In the material below, list every line carrying the string "образованию".

(Source data)
<<<<

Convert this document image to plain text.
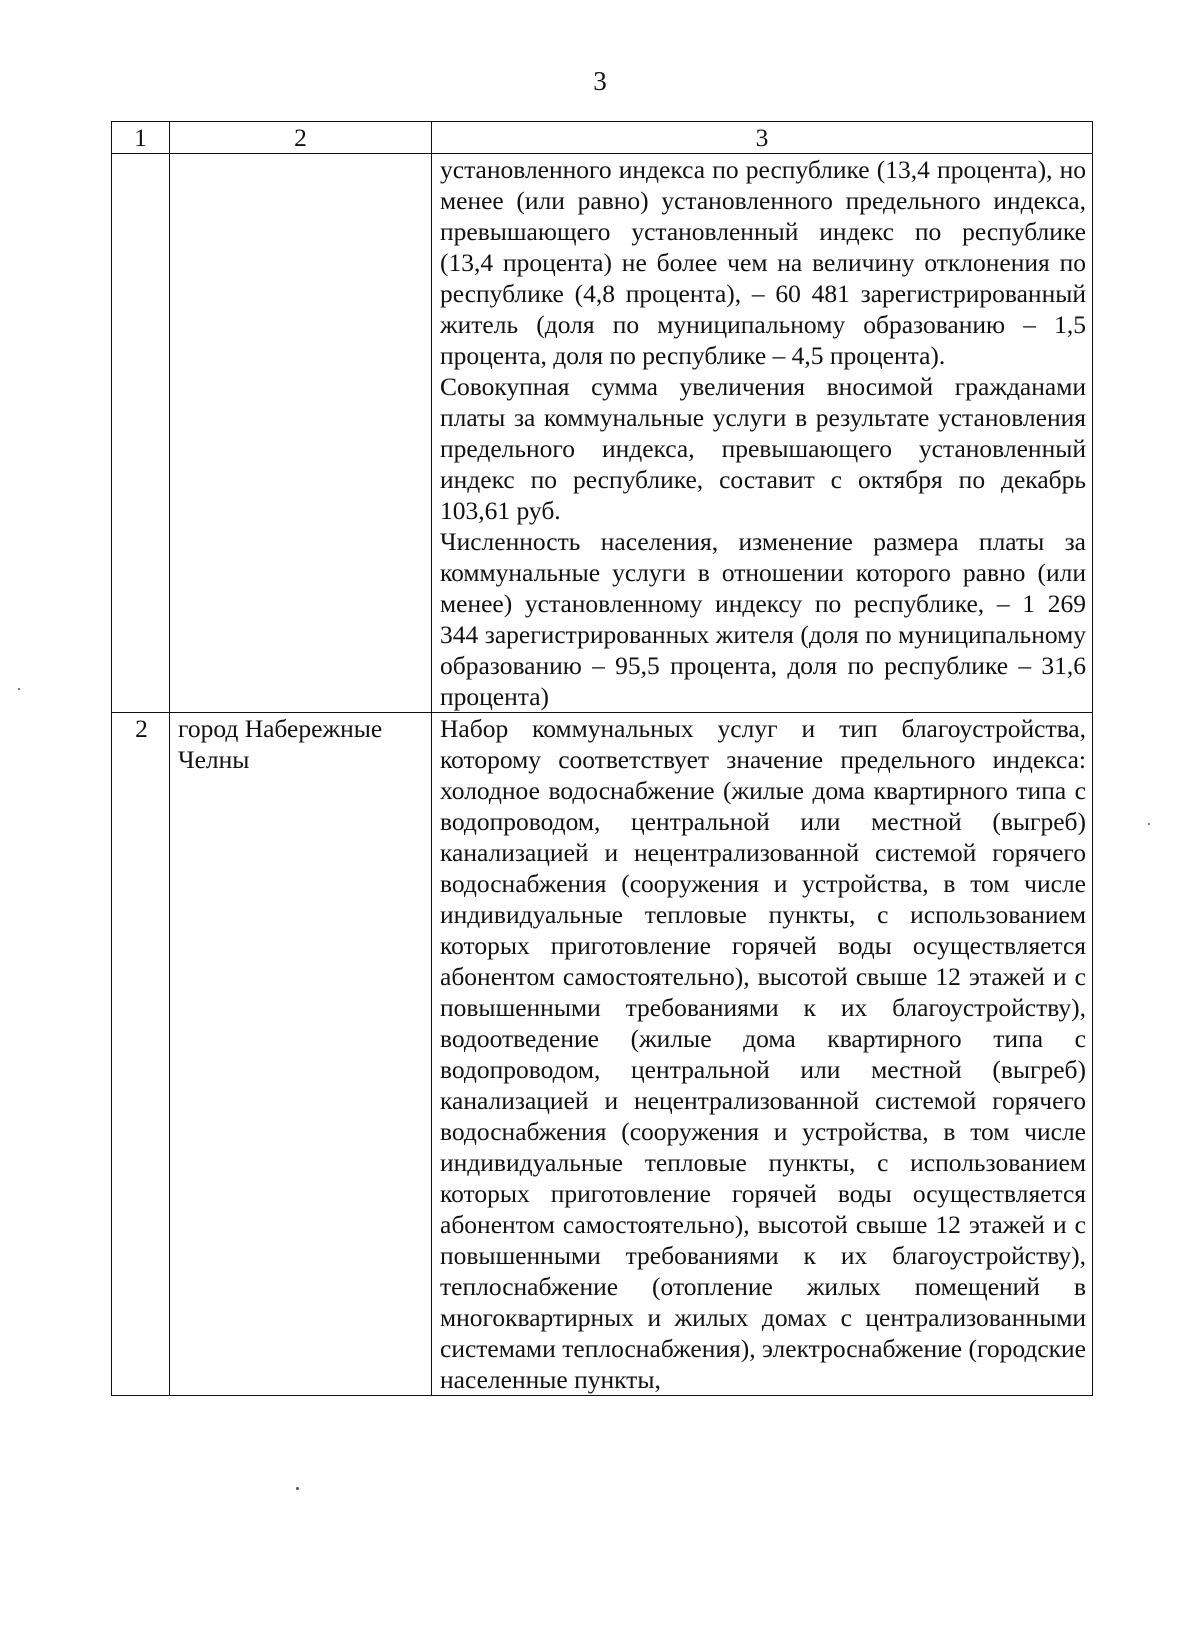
3
1	2	3

		установленного индекса по республике (13,4 процента), но менее (или равно) установленного предельного индекса, превышающего установленный индекс по республике (13,4 процента) не более чем на величину отклонения по республике (4,8 процента), – 60 481 зарегистрированный житель (доля по муниципальному образованию – 1,5 процента, доля по республике – 4,5 процента).

Совокупная сумма увеличения вносимой гражданами платы за коммунальные услуги в результате установления предельного индекса, превышающего установленный индекс по республике, составит с октября по декабрь 103,61 руб.

Численность населения, изменение размера платы за коммунальные услуги в отношении которого равно (или менее) установленному индексу по республике, – 1 269 344 зарегистрированных жителя (доля по муниципальному образованию – 95,5 процента, доля по республике – 31,6 процента)

2	город Набережные Челны	Набор коммунальных услуг и тип благоустройства, которому соответствует значение предельного индекса: холодное водоснабжение (жилые дома квартирного типа с водопроводом, центральной или местной (выгреб) канализацией и нецентрализованной системой горячего водоснабжения (сооружения и устройства, в том числе индивидуальные тепловые пункты, с использованием которых приготовление горячей воды осуществляется абонентом самостоятельно), высотой свыше 12 этажей и с повышенными требованиями к их благоустройству), водоотведение (жилые дома квартирного типа с водопроводом, центральной или местной (выгреб) канализацией и нецентрализованной системой горячего водоснабжения (сооружения и устройства, в том числе индивидуальные тепловые пункты, с использованием которых приготовление горячей воды осуществляется абонентом самостоятельно), высотой свыше 12 этажей и с повышенными требованиями к их благоустройству), теплоснабжение (отопление жилых помещений в многоквартирных и жилых домах с централизованными системами теплоснабжения), электроснабжение (городские населенные пункты,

>>>>

* [EXPECTED OUTPUT]
		установленного индекса по республике (13,4 процента), но менее (или равно) установленного предельного индекса, превышающего установленный индекс по республике (13,4 процента) не более чем на величину отклонения по республике (4,8 процента), – 60 481 зарегистрированный житель (доля по муниципальному образованию – 1,5 процента, доля по республике – 4,5 процента).
Численность населения, изменение размера платы за коммунальные услуги в отношении которого равно (или менее) установленному индексу по республике, – 1 269 344 зарегистрированных жителя (доля по муниципальному образованию – 95,5 процента, доля по республике – 31,6 процента)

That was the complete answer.